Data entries

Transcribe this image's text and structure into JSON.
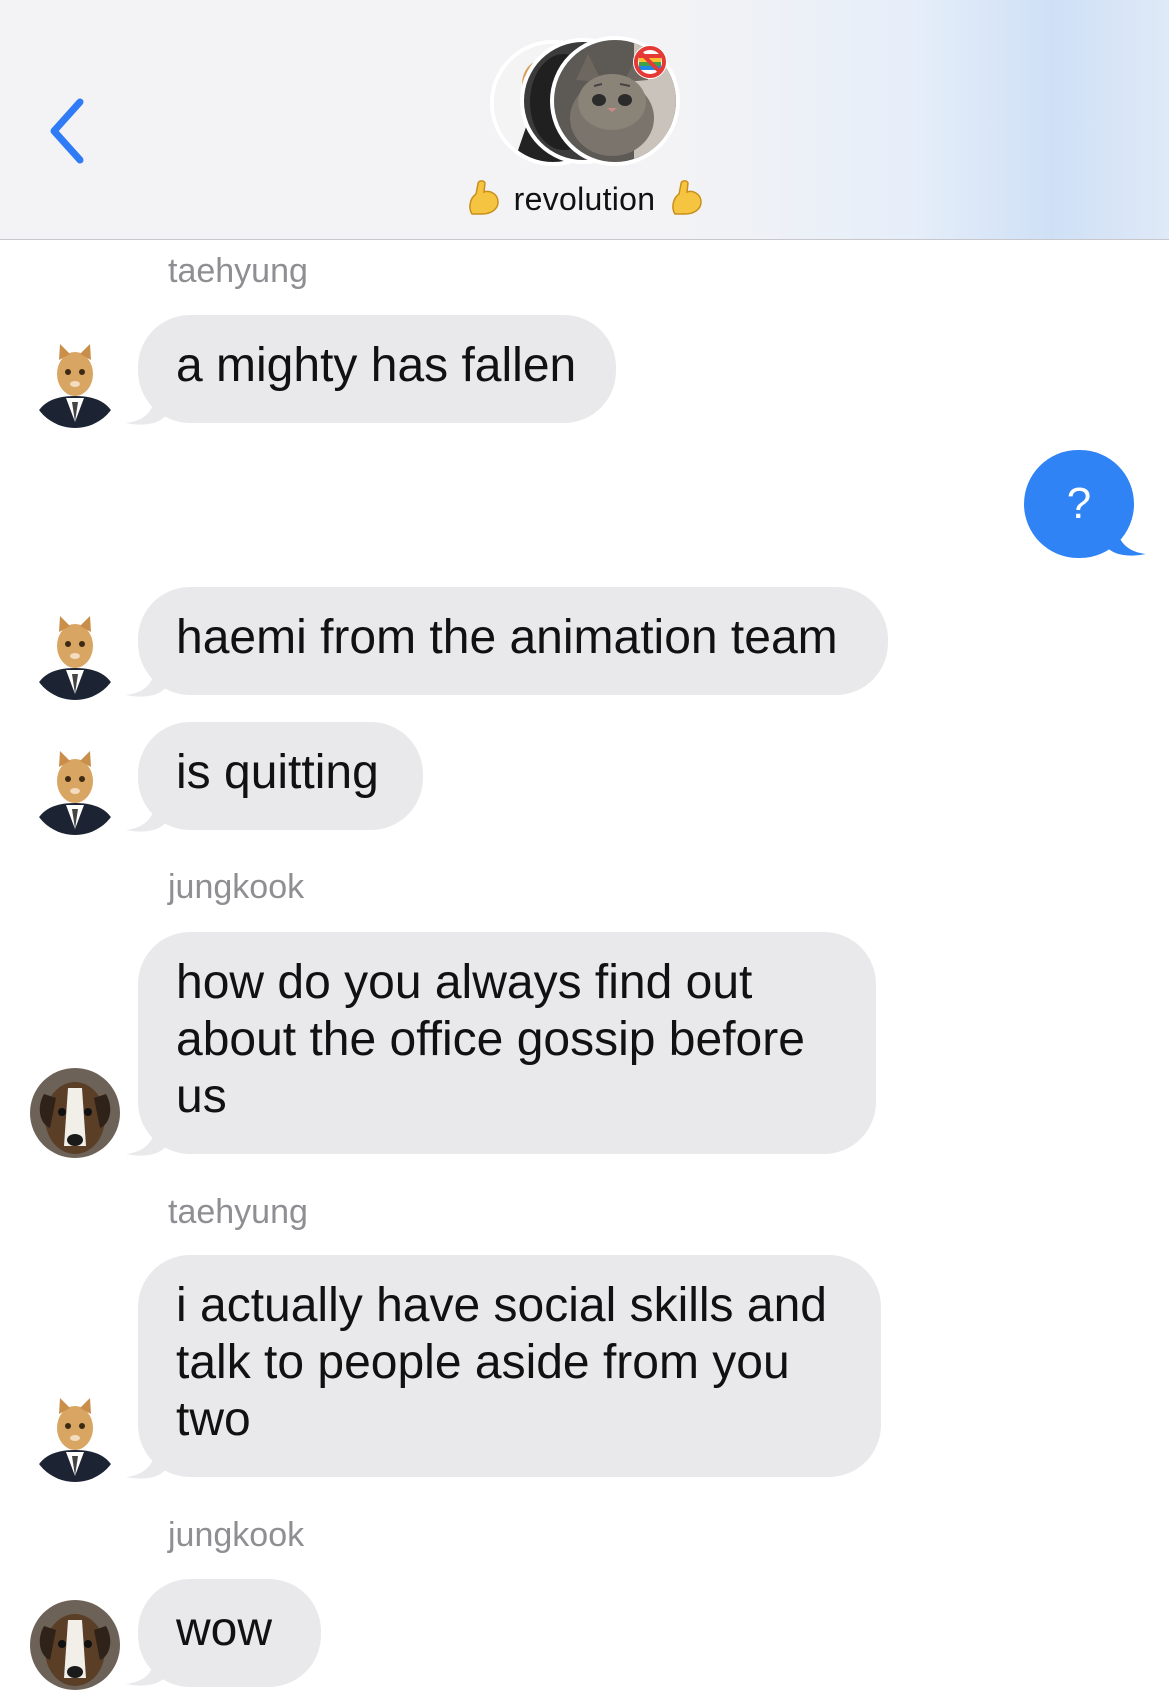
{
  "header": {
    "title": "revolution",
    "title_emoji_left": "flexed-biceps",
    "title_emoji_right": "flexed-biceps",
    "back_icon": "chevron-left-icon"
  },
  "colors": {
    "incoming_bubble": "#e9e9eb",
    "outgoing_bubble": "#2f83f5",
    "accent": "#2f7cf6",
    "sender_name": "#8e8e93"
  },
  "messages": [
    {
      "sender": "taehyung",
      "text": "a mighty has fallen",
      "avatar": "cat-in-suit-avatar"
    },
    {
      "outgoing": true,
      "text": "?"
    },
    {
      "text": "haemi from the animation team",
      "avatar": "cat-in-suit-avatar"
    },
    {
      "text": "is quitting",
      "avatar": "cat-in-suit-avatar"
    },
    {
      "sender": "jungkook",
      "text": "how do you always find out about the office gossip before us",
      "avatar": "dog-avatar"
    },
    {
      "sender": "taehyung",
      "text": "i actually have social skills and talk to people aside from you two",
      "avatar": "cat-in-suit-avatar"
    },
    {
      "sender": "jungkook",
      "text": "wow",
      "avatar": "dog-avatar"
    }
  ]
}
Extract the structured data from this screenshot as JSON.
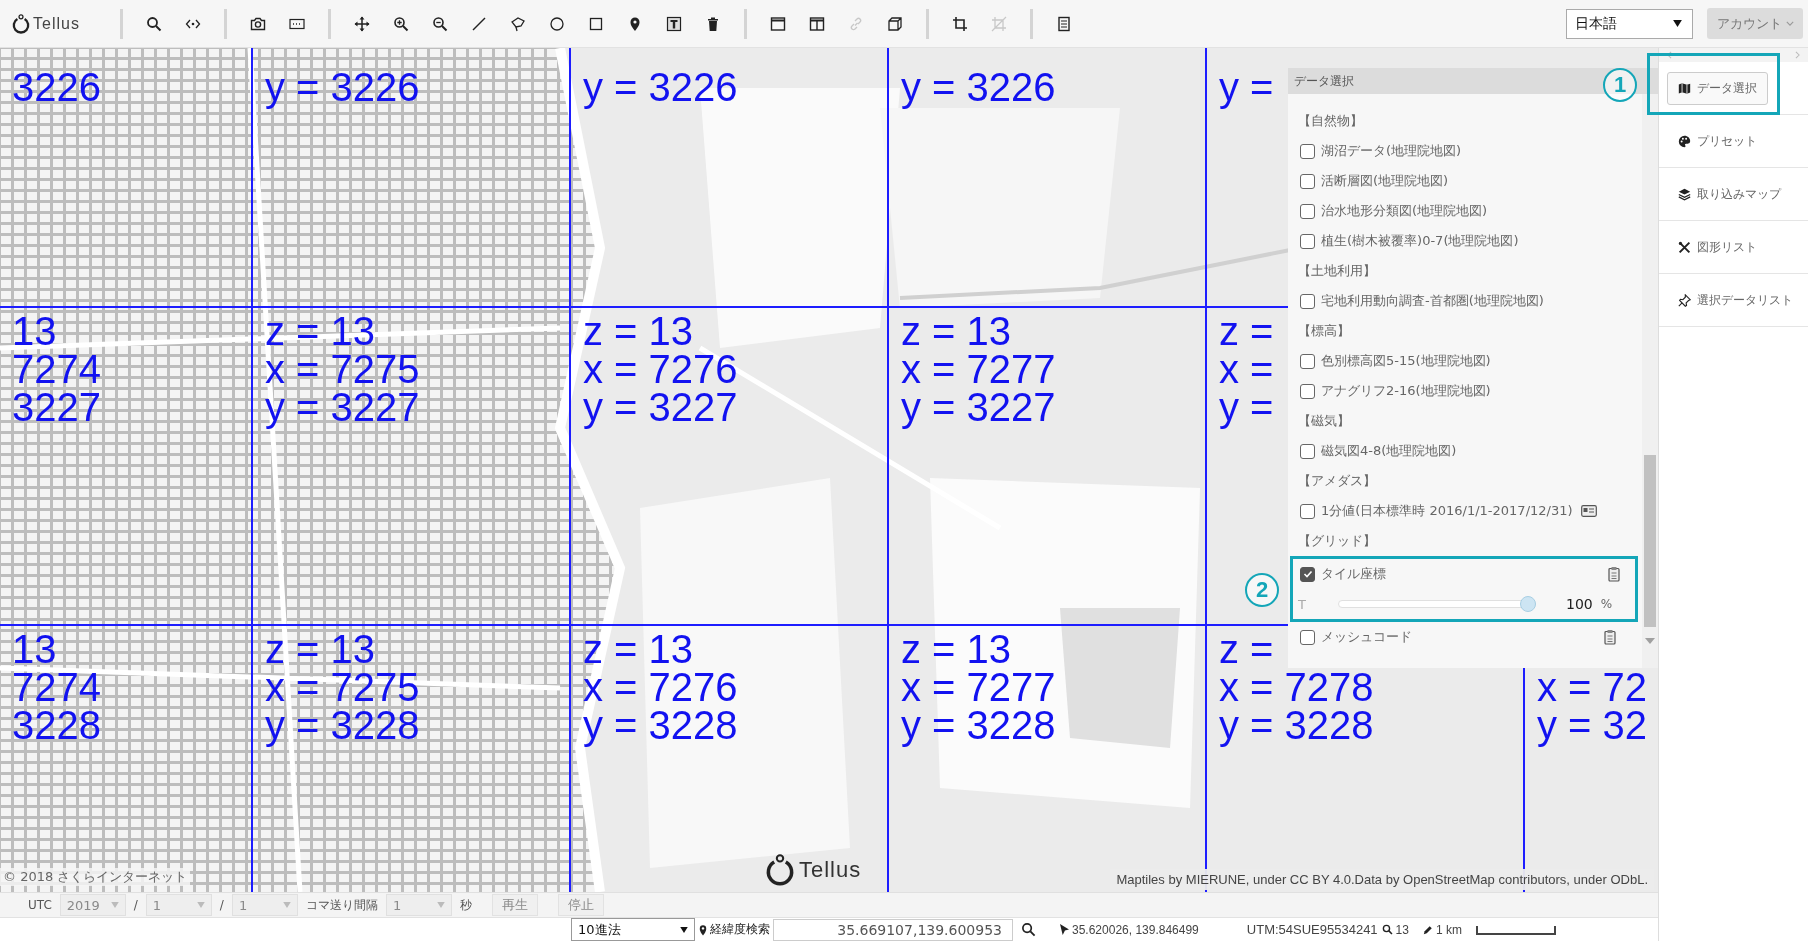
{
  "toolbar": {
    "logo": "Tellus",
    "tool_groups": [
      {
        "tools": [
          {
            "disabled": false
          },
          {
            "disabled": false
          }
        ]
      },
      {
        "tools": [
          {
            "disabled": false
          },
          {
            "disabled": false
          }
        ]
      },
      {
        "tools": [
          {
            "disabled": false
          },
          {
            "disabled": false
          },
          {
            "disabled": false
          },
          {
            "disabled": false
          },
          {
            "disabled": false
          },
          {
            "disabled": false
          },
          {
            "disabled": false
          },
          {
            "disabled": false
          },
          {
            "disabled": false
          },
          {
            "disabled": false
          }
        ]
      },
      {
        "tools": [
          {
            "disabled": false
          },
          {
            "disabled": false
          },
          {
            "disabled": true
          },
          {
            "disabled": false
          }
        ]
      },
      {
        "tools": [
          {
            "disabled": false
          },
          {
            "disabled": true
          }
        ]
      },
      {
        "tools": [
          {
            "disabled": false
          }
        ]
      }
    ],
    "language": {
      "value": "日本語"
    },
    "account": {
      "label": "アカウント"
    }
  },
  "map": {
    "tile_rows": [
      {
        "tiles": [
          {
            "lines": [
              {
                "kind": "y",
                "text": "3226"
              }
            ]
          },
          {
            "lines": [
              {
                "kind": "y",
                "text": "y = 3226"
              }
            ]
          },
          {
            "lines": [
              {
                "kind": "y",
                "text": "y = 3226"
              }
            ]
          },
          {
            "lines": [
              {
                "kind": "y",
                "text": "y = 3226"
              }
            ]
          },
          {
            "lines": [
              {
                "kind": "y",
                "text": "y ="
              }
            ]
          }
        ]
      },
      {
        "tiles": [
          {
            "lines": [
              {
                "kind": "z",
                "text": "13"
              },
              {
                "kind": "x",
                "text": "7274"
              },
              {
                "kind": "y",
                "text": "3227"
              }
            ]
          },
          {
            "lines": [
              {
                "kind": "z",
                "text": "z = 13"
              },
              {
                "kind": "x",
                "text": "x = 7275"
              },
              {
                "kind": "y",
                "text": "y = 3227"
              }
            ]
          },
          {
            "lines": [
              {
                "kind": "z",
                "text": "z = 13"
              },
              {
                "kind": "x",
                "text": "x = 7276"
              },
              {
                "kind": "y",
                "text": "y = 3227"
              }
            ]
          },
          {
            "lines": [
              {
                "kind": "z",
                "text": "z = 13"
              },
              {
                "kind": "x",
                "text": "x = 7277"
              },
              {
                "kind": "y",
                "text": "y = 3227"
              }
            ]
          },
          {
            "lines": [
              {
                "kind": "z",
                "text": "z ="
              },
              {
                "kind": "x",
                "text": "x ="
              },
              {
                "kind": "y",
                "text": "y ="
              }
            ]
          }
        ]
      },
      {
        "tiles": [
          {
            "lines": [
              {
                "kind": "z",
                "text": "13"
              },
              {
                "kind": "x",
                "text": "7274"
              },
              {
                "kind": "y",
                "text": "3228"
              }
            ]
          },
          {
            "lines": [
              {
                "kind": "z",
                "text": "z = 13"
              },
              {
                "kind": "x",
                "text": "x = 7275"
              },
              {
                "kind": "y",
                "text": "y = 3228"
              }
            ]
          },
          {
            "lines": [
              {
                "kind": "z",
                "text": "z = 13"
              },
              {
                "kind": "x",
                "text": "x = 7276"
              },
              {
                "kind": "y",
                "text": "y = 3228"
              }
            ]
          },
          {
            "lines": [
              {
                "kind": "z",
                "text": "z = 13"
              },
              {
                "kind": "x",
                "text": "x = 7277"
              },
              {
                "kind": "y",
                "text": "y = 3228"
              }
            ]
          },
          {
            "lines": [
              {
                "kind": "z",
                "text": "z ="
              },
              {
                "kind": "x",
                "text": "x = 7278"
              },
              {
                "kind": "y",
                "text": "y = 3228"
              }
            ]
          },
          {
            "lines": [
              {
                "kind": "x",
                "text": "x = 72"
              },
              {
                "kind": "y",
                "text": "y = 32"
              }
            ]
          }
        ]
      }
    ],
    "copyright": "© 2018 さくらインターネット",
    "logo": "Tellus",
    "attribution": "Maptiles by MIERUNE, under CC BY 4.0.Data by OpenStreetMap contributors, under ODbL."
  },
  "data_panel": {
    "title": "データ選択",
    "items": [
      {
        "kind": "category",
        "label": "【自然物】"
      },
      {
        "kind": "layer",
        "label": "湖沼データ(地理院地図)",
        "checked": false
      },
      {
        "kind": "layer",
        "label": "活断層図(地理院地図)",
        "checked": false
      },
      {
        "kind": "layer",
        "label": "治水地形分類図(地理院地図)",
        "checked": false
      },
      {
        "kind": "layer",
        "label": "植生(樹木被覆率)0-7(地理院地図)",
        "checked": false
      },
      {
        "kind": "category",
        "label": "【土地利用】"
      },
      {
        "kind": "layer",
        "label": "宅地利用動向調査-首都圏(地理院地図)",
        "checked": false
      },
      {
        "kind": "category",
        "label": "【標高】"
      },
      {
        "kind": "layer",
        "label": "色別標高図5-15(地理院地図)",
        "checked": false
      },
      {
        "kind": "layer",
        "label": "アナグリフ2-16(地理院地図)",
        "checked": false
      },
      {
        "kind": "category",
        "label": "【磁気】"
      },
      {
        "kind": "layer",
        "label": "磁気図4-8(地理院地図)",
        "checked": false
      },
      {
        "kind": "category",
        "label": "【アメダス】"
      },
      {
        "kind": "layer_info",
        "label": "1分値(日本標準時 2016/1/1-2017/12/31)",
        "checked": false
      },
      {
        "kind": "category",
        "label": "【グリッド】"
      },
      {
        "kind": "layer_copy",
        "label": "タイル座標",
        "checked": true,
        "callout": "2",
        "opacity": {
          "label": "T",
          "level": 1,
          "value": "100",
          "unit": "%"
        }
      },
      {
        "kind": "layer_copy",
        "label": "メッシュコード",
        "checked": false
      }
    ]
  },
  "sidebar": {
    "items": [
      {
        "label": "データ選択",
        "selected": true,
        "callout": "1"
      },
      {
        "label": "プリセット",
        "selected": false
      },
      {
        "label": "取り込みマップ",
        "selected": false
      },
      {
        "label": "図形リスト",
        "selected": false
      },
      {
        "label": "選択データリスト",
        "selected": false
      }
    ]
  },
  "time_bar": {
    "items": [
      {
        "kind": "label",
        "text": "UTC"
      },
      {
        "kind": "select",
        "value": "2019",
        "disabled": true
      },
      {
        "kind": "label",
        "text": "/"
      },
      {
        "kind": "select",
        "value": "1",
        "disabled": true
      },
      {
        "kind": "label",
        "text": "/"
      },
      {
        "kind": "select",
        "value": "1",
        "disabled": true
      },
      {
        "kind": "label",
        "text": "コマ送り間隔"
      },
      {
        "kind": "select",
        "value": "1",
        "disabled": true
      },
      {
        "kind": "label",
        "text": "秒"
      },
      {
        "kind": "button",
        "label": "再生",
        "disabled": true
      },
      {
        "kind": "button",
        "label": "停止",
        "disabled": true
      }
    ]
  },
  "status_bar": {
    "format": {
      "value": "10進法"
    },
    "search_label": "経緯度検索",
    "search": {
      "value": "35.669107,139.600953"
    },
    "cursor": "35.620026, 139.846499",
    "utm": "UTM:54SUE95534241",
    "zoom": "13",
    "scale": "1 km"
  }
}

DIRECTION
List the lines of the entries that include "value".

REPLY
      "value": "日本語"
          "value": "100",
        "value": "2019",
        "value": "1",
        "value": "1",
        "value": "1",
      "value": "10進法"
      "value": "35.669107,139.600953"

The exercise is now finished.